### Source document
···

Laura replied, “It’s okay, I’m getting to work.”

She actually conceded and yet my response was, “I’m not changing what I said.”

I worked hard at maintaining my composure as Laura stormed out of the room saying, “Sorry for offending you by raising my hands in the air,” in a very sarcastic tone.

Our Thoughts Create Our Experience

Upon reflection, I could see how I may have created the entire confrontation. As I was preparing to talk to Laura the thought occurred to me, Here we go again, still not working! In spite of the thought I was certain I did not project the frustration in my voice. However, Laura seemed to pick up on my feelings as her physical reaction expressed exactly what I was thinking, and the look on her face seemed to say, “What again?”

Next, after she conceded, I could have accepted it and ended the entire episode diplomatically. However, I was thinking, I must set an example for the entire class. I cannot have students acting so blatantly disrespectful in my classroom. Then, the student seemed to act on that thought as well. By storming out of the room and making the sarcastic “apology,” she seemed to be saying, “Well, if I have to go down I am bringing the teacher with me!” And in a sense, she did just that. By muttering her words on the way out she may have instilled a little doubt in the minds of the other students. They might then have thoughts such as, Did the teacher go too far? Or, he sure is being overly sensitive!

I had a strong impulse to explain the entire process to the students and turn it into a class discussion about how we might influence others. That way I could explain myself in case there were some doubters. However, I chose to say nothing. After contemplating the decision later, I realized I might have used the situation, and the doubt, to my advantage. Indeed, if the students were thinking I was being overly sensitive they may also have been thinking, Man I don’t want to mess up in this class! He will just kick me out.

···

### Material shown
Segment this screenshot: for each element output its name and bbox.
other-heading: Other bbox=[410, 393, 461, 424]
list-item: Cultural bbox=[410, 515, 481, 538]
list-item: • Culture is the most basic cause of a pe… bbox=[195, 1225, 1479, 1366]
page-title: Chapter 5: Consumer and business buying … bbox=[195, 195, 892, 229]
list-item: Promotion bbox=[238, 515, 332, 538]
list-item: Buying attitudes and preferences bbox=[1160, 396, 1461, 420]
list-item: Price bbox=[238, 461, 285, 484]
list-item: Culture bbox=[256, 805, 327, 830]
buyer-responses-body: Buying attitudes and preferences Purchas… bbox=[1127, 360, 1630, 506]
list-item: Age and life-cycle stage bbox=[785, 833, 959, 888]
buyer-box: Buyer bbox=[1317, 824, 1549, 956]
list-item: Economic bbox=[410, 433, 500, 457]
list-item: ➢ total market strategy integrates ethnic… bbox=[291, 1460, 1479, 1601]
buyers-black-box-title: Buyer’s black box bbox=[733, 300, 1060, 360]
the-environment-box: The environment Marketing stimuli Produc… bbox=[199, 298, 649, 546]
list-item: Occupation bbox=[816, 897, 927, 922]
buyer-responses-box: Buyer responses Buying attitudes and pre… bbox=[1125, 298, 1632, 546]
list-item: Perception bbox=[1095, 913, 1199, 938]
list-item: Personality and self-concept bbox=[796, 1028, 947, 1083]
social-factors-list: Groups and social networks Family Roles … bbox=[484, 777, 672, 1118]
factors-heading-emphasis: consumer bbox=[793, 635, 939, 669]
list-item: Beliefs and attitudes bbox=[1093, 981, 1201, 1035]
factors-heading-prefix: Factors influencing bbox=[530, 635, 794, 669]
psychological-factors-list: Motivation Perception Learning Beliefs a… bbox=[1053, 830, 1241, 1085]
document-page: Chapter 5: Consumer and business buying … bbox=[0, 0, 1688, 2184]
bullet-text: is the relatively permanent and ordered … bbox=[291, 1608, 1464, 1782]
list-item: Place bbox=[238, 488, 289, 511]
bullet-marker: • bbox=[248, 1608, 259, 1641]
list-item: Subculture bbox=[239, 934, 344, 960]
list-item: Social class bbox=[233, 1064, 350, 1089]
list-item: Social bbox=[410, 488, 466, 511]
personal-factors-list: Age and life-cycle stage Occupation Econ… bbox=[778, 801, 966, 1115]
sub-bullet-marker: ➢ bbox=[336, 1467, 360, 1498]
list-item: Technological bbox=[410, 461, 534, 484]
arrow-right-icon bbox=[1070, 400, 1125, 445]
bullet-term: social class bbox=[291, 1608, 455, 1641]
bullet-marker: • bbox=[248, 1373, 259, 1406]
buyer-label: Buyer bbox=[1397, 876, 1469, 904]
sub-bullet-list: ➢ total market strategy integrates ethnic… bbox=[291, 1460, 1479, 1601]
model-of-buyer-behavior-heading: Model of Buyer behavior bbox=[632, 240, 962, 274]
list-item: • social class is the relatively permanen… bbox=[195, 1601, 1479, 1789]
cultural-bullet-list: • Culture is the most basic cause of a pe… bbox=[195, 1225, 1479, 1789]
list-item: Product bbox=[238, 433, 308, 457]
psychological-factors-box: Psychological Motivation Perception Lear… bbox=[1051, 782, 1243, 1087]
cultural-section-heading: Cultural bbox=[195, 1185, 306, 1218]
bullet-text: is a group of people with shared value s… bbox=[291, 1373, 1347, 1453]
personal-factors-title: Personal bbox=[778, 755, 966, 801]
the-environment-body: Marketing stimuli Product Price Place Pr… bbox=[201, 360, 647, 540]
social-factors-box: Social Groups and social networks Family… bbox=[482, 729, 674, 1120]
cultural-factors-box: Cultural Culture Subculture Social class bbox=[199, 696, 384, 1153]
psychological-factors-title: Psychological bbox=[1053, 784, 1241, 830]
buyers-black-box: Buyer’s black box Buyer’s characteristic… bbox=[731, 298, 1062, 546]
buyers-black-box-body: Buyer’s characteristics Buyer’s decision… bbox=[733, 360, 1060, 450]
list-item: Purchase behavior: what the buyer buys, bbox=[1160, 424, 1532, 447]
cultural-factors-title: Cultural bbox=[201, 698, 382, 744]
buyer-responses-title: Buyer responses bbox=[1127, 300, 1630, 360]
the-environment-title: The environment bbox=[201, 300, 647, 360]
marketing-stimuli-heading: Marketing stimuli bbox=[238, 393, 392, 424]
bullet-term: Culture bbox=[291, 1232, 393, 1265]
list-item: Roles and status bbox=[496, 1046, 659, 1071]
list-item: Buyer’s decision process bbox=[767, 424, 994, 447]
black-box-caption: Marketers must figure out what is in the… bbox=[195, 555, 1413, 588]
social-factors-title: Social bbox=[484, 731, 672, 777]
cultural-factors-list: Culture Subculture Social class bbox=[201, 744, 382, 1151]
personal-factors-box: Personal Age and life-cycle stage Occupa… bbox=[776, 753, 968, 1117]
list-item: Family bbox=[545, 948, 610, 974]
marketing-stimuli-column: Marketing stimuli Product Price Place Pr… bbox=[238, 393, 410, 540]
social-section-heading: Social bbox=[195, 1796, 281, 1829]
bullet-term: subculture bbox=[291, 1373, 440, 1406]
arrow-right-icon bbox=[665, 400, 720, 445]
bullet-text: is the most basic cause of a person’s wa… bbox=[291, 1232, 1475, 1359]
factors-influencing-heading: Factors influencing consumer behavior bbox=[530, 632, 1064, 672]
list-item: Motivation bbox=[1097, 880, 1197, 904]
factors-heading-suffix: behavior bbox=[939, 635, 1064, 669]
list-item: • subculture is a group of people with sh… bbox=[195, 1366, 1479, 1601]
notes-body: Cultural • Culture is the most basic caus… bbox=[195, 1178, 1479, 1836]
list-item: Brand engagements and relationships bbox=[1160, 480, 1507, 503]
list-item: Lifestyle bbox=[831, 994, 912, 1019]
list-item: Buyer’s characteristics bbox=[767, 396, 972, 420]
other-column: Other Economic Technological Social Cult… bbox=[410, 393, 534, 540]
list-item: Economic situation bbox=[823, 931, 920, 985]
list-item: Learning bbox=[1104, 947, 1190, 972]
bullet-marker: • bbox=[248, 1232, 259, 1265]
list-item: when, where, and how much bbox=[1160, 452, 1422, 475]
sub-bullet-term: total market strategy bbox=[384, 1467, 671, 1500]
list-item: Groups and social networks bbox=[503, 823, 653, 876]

···

### Exercise task
Copy the account of the classroom confrontation word for word, between "She actually conceded" and "very sarcastic tone.", inclusive.

### Task result
She actually conceded and yet my response was, “I’m not changing what I said.”

I worked hard at maintaining my composure as Laura stormed out of the room saying, “Sorry for offending you by raising my hands in the air,” in a very sarcastic tone.